• _INPUT_:

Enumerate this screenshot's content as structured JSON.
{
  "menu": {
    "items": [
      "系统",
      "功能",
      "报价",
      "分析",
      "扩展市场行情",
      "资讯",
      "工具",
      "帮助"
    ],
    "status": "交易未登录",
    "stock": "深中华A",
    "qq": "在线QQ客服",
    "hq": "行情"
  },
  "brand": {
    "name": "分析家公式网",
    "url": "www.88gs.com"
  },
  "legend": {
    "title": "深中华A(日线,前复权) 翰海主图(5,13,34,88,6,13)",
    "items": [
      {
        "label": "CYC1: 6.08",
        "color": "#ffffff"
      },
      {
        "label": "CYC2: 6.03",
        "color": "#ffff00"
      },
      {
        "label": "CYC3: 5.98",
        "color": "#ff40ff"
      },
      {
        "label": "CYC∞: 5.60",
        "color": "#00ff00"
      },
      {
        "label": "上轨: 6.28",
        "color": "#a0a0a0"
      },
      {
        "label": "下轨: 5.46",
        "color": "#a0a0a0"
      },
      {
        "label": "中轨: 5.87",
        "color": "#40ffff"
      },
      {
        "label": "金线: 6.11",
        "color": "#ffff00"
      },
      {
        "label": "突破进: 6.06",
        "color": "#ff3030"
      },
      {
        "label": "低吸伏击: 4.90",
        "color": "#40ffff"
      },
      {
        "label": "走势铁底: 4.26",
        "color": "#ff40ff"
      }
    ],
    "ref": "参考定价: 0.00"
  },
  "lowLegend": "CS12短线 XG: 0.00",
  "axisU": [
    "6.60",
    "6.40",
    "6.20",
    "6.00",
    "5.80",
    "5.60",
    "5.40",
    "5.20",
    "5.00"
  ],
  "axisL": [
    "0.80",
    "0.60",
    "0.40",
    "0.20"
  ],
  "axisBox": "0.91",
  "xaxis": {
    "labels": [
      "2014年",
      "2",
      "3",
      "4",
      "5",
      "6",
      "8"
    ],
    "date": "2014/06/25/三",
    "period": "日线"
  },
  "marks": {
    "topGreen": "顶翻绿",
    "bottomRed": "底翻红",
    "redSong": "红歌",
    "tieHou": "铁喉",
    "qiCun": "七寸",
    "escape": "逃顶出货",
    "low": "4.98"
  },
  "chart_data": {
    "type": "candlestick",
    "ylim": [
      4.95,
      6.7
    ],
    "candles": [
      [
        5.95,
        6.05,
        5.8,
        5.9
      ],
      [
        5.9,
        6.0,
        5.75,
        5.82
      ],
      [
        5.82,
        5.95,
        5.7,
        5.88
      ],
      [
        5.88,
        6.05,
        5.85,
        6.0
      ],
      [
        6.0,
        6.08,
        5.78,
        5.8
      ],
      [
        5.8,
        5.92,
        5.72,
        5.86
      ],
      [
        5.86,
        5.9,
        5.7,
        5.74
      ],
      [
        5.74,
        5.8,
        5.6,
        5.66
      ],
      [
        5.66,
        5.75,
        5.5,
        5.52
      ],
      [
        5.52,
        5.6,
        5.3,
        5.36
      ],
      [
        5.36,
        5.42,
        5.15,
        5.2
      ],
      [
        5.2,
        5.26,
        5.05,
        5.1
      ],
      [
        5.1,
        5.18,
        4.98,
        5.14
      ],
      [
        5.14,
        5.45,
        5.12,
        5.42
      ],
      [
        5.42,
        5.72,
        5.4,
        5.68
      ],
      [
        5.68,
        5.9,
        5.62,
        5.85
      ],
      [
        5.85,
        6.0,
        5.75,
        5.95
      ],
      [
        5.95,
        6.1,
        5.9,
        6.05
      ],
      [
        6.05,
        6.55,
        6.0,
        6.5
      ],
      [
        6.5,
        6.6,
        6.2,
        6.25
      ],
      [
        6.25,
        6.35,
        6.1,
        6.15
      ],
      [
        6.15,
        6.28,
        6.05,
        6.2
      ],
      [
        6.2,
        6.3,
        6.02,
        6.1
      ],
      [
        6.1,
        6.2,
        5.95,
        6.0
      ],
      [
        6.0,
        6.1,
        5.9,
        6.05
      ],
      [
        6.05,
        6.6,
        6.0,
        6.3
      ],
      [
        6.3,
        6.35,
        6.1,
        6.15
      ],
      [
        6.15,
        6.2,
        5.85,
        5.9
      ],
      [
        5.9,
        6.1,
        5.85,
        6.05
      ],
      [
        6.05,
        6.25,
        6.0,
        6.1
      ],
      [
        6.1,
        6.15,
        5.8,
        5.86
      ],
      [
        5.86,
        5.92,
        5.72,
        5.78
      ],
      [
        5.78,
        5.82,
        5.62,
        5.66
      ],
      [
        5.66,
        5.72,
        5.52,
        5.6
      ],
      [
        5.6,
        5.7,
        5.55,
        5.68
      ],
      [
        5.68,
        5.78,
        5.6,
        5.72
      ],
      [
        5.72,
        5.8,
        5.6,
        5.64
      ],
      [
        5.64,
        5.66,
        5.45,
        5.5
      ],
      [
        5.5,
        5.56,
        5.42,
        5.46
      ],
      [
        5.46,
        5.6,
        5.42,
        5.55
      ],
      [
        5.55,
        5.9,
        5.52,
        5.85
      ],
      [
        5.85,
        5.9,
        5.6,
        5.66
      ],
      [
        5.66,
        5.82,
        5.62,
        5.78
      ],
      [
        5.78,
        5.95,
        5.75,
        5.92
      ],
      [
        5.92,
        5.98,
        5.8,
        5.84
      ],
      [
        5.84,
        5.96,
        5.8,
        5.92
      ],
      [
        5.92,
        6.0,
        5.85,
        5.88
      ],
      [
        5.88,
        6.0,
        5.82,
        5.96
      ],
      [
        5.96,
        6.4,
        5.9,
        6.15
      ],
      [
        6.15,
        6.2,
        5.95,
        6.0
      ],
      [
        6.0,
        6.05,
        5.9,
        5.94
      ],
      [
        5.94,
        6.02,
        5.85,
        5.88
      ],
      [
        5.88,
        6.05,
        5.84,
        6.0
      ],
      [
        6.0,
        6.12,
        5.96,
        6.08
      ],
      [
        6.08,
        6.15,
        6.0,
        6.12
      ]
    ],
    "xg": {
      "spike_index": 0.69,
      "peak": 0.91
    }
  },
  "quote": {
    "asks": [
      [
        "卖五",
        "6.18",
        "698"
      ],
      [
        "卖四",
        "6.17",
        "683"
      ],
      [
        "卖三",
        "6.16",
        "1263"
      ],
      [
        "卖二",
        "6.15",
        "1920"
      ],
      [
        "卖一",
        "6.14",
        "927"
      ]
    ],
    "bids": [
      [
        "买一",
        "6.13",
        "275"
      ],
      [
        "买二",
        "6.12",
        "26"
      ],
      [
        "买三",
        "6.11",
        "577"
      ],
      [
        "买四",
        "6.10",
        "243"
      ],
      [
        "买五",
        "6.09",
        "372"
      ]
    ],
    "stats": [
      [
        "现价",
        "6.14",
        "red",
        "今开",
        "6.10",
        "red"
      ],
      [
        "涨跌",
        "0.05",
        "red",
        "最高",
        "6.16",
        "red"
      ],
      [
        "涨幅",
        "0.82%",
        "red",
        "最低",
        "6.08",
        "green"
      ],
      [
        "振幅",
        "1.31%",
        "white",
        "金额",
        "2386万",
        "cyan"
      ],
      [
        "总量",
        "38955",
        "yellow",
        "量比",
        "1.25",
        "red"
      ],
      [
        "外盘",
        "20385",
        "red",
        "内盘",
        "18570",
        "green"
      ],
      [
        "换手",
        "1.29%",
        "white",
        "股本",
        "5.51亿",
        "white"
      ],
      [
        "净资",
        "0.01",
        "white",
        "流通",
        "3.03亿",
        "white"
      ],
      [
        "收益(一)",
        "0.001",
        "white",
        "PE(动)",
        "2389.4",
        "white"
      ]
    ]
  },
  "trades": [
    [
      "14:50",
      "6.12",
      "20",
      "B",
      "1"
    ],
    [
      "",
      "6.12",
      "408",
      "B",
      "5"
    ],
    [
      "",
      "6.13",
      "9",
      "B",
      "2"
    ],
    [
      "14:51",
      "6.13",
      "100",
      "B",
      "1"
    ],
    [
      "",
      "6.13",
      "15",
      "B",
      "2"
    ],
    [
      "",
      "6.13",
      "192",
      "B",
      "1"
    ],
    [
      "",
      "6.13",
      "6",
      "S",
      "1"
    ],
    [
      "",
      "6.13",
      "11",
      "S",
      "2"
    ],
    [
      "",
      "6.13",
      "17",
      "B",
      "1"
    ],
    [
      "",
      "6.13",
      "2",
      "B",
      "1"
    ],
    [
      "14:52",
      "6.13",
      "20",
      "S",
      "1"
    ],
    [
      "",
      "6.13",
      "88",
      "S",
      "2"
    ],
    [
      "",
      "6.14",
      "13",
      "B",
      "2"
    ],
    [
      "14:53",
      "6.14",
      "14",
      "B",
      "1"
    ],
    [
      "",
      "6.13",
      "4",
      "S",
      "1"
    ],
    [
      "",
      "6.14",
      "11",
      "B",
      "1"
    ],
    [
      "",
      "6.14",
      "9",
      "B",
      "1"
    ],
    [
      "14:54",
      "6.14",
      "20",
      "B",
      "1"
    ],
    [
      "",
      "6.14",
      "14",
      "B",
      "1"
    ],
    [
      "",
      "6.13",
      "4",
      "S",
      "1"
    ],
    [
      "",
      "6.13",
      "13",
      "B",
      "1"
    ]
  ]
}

• _THE EXERCISE_: Copy out all lines above that include the string "深中华A".

• _ANSWER TO THIS TASK_:
    "stock": "深中华A",
    "title": "深中华A(日线,前复权) 翰海主图(5,13,34,88,6,13)",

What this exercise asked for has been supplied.